Your task
Identify and reproduce every line holding the string "Model".

Excerpt from a dataset
* * *
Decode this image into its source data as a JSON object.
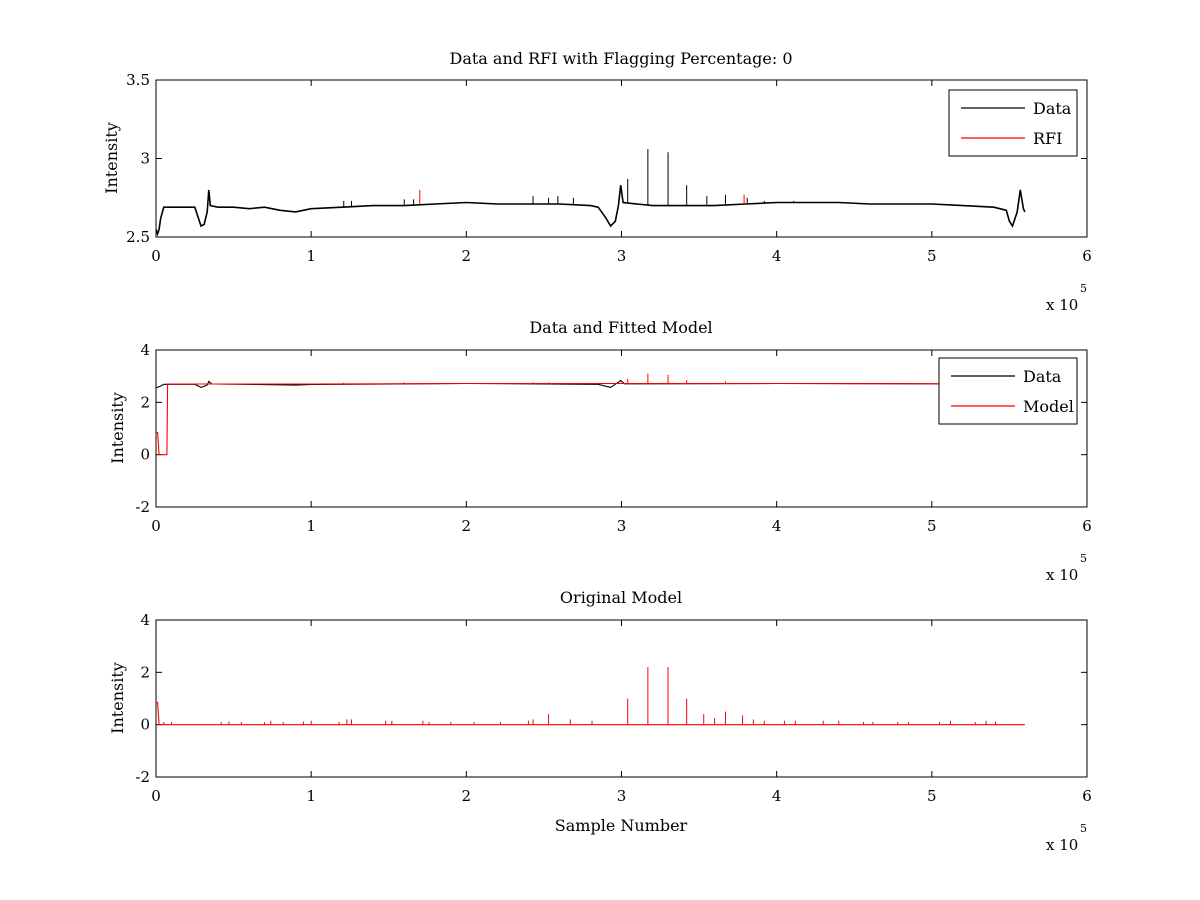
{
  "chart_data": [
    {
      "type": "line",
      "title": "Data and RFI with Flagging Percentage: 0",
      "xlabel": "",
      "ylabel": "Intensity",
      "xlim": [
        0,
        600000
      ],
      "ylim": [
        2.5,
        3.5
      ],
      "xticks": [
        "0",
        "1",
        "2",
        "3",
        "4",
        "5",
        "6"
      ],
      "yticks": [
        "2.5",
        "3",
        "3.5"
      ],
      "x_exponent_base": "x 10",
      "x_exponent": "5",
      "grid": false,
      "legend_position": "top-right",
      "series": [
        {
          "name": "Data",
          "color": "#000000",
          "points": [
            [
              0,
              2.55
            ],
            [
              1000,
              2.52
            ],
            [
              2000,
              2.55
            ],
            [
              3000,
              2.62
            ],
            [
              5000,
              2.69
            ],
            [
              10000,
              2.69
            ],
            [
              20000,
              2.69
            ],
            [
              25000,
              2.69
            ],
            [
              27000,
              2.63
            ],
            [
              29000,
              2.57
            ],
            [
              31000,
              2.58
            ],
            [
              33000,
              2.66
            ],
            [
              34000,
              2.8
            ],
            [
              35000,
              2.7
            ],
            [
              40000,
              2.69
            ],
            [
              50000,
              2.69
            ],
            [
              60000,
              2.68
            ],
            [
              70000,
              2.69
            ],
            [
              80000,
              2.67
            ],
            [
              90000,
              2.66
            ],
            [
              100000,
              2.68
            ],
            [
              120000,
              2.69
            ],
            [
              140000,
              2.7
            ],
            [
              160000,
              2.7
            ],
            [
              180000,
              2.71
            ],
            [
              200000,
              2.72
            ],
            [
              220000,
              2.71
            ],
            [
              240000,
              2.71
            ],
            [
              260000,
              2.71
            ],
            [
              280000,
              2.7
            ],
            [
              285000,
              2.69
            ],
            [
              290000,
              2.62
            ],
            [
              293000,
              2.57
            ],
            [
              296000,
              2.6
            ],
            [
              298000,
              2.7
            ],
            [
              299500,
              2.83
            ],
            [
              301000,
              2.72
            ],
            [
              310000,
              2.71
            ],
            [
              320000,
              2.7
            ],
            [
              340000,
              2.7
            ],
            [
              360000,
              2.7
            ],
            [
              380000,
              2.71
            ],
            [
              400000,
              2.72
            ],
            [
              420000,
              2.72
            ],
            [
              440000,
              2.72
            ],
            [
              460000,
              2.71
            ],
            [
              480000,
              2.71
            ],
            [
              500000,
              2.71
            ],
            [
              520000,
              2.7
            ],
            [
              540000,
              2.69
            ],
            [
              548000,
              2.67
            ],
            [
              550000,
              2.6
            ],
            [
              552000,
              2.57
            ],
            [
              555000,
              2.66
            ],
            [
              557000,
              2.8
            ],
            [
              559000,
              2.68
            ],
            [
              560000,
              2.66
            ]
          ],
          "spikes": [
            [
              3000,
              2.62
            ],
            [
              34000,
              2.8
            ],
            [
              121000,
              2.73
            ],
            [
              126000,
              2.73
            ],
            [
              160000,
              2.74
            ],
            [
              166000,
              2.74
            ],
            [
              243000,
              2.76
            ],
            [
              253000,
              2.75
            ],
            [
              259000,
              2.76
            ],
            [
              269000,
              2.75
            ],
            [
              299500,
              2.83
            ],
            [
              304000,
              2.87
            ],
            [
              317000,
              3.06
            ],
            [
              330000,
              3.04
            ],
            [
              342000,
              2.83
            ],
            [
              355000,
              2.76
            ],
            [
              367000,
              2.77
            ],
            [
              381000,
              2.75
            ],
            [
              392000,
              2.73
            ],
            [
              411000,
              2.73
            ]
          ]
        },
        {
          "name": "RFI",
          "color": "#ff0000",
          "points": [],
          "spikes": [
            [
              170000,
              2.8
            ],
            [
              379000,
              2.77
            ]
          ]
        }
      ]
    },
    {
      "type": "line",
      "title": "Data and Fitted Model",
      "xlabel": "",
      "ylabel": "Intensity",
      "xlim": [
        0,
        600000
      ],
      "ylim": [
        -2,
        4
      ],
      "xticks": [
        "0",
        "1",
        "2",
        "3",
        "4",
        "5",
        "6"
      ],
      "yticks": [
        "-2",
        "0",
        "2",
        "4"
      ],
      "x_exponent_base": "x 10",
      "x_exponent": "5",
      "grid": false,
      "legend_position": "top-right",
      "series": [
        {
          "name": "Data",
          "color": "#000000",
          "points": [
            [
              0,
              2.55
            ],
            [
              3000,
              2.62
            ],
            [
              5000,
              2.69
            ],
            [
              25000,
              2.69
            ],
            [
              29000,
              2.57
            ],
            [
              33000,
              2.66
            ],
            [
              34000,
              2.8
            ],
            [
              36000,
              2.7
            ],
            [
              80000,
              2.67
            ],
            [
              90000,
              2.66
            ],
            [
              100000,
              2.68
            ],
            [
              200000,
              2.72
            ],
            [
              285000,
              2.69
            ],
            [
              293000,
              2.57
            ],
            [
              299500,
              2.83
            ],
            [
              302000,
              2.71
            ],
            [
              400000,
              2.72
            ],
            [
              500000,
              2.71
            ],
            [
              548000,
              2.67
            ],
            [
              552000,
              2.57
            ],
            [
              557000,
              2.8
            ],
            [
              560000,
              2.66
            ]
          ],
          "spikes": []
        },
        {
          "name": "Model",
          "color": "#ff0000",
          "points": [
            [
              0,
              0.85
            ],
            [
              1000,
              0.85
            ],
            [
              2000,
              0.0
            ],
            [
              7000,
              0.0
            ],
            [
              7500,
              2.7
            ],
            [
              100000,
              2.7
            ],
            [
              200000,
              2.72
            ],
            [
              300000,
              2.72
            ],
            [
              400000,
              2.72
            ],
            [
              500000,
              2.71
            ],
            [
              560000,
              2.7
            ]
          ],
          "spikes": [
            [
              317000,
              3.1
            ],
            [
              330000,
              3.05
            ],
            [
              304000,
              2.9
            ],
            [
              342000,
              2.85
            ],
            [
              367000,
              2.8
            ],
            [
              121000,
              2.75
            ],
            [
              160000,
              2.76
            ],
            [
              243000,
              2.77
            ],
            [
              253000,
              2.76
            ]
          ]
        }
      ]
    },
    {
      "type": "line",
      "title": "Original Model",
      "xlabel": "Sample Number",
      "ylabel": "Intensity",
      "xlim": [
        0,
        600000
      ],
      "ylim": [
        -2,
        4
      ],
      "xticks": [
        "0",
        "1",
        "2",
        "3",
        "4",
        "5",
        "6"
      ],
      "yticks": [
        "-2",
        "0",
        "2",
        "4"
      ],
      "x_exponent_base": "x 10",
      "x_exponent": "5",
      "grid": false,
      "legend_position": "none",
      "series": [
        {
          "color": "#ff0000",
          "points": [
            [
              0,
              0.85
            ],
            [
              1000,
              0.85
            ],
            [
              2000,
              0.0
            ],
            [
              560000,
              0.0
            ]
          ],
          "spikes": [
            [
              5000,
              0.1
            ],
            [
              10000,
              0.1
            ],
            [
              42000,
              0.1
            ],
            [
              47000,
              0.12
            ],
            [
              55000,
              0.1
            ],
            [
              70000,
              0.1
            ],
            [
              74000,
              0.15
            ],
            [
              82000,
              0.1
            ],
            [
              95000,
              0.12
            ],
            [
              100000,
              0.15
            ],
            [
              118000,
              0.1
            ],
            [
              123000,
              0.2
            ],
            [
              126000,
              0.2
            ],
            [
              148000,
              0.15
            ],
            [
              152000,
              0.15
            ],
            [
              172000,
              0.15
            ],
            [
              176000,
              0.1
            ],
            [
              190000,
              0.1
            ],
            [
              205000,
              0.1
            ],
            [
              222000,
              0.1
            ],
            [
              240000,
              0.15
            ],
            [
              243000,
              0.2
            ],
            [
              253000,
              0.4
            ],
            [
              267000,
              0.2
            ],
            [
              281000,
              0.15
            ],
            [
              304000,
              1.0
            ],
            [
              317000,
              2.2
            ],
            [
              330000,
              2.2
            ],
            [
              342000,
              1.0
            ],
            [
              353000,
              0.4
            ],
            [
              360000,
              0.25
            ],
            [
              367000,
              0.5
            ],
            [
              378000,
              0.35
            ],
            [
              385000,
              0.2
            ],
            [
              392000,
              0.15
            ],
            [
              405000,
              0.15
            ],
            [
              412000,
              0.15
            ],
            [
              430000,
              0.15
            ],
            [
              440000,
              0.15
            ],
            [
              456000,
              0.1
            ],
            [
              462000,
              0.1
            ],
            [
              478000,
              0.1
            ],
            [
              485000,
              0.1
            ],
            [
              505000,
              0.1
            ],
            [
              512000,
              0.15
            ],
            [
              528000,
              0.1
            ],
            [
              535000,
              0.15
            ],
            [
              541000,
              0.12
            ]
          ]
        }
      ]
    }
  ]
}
* * *
Task output
      "title": "Data and Fitted Model",
          "name": "Model",
      "title": "Original Model",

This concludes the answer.